Short exercise:
Reproduce the data word for word, starting at its first line and ending at the line that contains "670, 578, 825]", with both of those lines included.

Dataset records:
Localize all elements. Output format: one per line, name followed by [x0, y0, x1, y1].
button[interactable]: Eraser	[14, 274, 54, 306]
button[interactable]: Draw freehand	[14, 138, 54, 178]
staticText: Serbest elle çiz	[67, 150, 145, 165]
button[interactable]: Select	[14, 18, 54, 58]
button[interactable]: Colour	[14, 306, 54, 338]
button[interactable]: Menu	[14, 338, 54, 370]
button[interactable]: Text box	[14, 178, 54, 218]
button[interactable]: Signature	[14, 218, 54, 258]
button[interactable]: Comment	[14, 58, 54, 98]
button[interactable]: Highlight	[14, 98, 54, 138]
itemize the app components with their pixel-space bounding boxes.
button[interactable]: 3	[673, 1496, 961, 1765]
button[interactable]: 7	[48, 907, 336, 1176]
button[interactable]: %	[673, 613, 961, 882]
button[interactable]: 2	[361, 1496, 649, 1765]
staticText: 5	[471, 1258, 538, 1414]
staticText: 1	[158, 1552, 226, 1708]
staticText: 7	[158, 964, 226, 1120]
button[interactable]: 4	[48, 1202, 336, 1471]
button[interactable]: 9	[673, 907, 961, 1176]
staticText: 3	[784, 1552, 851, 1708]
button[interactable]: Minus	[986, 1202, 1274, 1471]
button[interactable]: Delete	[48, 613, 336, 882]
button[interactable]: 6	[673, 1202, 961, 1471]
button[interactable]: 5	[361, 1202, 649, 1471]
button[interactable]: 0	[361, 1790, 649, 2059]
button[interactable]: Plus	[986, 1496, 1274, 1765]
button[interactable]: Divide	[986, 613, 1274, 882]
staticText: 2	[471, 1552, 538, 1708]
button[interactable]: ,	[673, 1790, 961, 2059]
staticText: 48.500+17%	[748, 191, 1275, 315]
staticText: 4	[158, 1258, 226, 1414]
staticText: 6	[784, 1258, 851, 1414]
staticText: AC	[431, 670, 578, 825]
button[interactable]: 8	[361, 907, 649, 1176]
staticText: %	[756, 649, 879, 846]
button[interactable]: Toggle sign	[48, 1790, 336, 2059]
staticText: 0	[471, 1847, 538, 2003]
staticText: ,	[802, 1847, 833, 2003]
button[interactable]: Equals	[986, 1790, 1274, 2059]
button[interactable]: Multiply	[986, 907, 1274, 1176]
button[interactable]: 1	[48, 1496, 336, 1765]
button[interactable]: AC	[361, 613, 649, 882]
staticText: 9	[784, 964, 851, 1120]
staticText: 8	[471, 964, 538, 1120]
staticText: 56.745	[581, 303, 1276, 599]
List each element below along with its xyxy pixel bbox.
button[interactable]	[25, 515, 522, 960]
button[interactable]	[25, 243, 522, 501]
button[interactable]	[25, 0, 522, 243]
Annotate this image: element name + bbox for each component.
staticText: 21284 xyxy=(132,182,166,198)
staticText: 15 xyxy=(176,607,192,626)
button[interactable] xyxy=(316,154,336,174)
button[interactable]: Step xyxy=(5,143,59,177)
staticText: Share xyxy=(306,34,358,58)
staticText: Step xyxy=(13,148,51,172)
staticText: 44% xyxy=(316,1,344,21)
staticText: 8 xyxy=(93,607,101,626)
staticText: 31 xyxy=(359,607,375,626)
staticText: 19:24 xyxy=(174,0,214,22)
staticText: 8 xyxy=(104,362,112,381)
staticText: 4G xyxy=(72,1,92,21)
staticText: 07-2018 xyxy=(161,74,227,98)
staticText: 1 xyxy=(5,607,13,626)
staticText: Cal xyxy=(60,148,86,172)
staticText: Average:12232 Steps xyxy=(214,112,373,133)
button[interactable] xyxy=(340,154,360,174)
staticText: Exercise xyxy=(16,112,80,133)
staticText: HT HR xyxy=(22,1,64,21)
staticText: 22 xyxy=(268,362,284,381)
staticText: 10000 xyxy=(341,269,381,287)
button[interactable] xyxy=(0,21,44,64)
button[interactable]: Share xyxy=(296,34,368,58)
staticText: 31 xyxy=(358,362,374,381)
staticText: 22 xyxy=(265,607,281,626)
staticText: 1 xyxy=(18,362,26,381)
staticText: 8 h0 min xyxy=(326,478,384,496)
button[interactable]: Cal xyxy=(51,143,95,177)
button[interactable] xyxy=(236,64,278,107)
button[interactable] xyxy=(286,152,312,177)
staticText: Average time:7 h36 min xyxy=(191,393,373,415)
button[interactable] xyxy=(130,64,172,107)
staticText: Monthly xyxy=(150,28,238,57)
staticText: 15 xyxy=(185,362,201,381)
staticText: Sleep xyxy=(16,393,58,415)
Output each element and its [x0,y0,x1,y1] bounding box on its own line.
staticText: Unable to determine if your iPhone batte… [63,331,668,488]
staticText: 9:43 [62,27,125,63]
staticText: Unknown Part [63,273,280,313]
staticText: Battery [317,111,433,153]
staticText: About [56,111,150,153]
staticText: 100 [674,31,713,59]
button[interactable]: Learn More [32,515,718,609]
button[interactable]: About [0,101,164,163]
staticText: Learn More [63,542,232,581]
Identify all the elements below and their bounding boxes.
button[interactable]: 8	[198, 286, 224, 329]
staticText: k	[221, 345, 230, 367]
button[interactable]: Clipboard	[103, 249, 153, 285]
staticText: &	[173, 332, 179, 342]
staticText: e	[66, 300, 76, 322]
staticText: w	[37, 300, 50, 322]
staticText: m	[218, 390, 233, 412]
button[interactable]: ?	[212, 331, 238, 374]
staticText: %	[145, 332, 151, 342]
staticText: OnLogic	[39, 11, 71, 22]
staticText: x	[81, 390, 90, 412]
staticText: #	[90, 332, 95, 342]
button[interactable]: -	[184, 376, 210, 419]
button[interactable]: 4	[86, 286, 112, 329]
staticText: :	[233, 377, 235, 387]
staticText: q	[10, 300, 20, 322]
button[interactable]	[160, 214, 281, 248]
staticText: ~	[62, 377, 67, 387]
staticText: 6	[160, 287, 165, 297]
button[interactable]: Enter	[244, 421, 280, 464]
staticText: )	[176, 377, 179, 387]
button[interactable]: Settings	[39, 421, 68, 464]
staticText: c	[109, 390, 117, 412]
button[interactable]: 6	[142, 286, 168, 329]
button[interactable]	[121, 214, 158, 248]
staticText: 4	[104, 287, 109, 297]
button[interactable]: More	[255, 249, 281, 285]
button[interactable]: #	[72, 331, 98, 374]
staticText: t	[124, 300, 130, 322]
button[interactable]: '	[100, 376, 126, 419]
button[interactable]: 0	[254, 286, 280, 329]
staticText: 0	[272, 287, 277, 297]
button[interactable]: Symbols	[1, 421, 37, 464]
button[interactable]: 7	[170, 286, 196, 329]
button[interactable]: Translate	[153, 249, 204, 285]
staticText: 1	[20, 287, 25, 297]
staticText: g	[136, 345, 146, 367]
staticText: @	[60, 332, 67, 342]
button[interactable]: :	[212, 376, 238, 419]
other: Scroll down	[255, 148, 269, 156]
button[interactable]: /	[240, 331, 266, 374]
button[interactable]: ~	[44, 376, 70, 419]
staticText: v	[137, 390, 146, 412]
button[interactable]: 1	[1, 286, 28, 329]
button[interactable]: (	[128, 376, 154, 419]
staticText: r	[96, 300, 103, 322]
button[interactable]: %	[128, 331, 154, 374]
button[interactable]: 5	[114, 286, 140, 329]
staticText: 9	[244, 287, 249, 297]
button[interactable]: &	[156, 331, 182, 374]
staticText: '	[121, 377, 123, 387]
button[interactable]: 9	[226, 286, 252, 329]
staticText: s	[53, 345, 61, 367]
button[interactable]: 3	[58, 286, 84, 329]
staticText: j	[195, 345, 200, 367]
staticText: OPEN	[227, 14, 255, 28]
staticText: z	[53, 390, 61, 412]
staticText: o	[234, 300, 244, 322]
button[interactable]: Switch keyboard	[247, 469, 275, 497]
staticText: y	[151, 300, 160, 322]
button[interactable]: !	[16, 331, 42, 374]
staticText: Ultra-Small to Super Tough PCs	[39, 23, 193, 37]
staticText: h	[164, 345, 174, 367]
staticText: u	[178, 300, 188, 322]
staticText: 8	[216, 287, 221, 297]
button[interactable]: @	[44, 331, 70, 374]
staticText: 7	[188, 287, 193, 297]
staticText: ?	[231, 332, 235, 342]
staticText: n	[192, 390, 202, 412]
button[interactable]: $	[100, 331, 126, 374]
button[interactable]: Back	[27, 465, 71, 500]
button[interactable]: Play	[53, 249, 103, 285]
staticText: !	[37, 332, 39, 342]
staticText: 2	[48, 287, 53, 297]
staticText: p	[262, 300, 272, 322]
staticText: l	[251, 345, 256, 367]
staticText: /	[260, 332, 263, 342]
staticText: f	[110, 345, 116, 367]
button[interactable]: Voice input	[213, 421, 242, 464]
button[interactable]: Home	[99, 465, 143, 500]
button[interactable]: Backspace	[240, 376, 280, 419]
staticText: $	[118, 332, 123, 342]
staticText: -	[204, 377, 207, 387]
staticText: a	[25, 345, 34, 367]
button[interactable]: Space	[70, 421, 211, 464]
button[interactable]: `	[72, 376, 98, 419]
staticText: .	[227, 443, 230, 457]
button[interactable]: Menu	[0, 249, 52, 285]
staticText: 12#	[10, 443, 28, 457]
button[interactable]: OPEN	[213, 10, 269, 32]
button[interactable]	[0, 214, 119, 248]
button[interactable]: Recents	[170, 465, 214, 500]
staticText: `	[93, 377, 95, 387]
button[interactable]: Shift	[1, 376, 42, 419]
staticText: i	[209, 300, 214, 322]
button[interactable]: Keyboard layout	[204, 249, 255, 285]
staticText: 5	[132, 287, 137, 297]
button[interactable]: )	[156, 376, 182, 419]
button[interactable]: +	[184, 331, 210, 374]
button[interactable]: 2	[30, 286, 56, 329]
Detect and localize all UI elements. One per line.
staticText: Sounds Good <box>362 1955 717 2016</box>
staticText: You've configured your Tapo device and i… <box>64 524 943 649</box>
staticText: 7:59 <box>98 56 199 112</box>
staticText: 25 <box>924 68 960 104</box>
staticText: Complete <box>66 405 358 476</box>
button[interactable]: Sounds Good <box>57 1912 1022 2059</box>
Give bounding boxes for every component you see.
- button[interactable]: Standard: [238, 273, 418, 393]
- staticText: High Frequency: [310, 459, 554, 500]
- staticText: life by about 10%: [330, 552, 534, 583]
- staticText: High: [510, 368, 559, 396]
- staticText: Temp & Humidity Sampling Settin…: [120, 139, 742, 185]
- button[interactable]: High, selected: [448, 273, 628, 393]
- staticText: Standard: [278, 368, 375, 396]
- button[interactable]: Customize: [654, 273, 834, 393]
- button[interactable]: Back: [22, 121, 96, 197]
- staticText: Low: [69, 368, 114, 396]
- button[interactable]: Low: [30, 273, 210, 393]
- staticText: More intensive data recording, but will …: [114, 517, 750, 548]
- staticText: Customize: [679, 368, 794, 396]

Solved problem:
Localize all elements. Output format: one per line, name followed by [x0, y0, x1, y1].
button[interactable]: Eraser	[14, 274, 54, 306]
button[interactable]: Draw freehand	[14, 138, 54, 178]
staticText: Serbest elle çiz	[67, 150, 145, 165]
button[interactable]: Select	[14, 18, 54, 58]
button[interactable]: Colour	[14, 306, 54, 338]
button[interactable]: Menu	[14, 338, 54, 370]
button[interactable]: Text box	[14, 178, 54, 218]
button[interactable]: Signature	[14, 218, 54, 258]
button[interactable]: Comment	[14, 58, 54, 98]
button[interactable]: Highlight	[14, 98, 54, 138]
itemize the app components with their pixel-space bounding boxes.
button[interactable]: 3	[673, 1496, 961, 1765]
button[interactable]: 7	[48, 907, 336, 1176]
button[interactable]: %	[673, 613, 961, 882]
button[interactable]: 2	[361, 1496, 649, 1765]
staticText: 5	[471, 1258, 538, 1414]
staticText: 1	[158, 1552, 226, 1708]
staticText: 7	[158, 964, 226, 1120]
button[interactable]: 4	[48, 1202, 336, 1471]
button[interactable]: 9	[673, 907, 961, 1176]
staticText: 3	[784, 1552, 851, 1708]
button[interactable]: Minus	[986, 1202, 1274, 1471]
button[interactable]: Delete	[48, 613, 336, 882]
button[interactable]: 6	[673, 1202, 961, 1471]
button[interactable]: 5	[361, 1202, 649, 1471]
button[interactable]: 0	[361, 1790, 649, 2059]
button[interactable]: Plus	[986, 1496, 1274, 1765]
button[interactable]: Divide	[986, 613, 1274, 882]
staticText: 2	[471, 1552, 538, 1708]
button[interactable]: ,	[673, 1790, 961, 2059]
staticText: 48.500+17%	[748, 191, 1275, 315]
staticText: 4	[158, 1258, 226, 1414]
staticText: 6	[784, 1258, 851, 1414]
staticText: AC	[431, 670, 578, 825]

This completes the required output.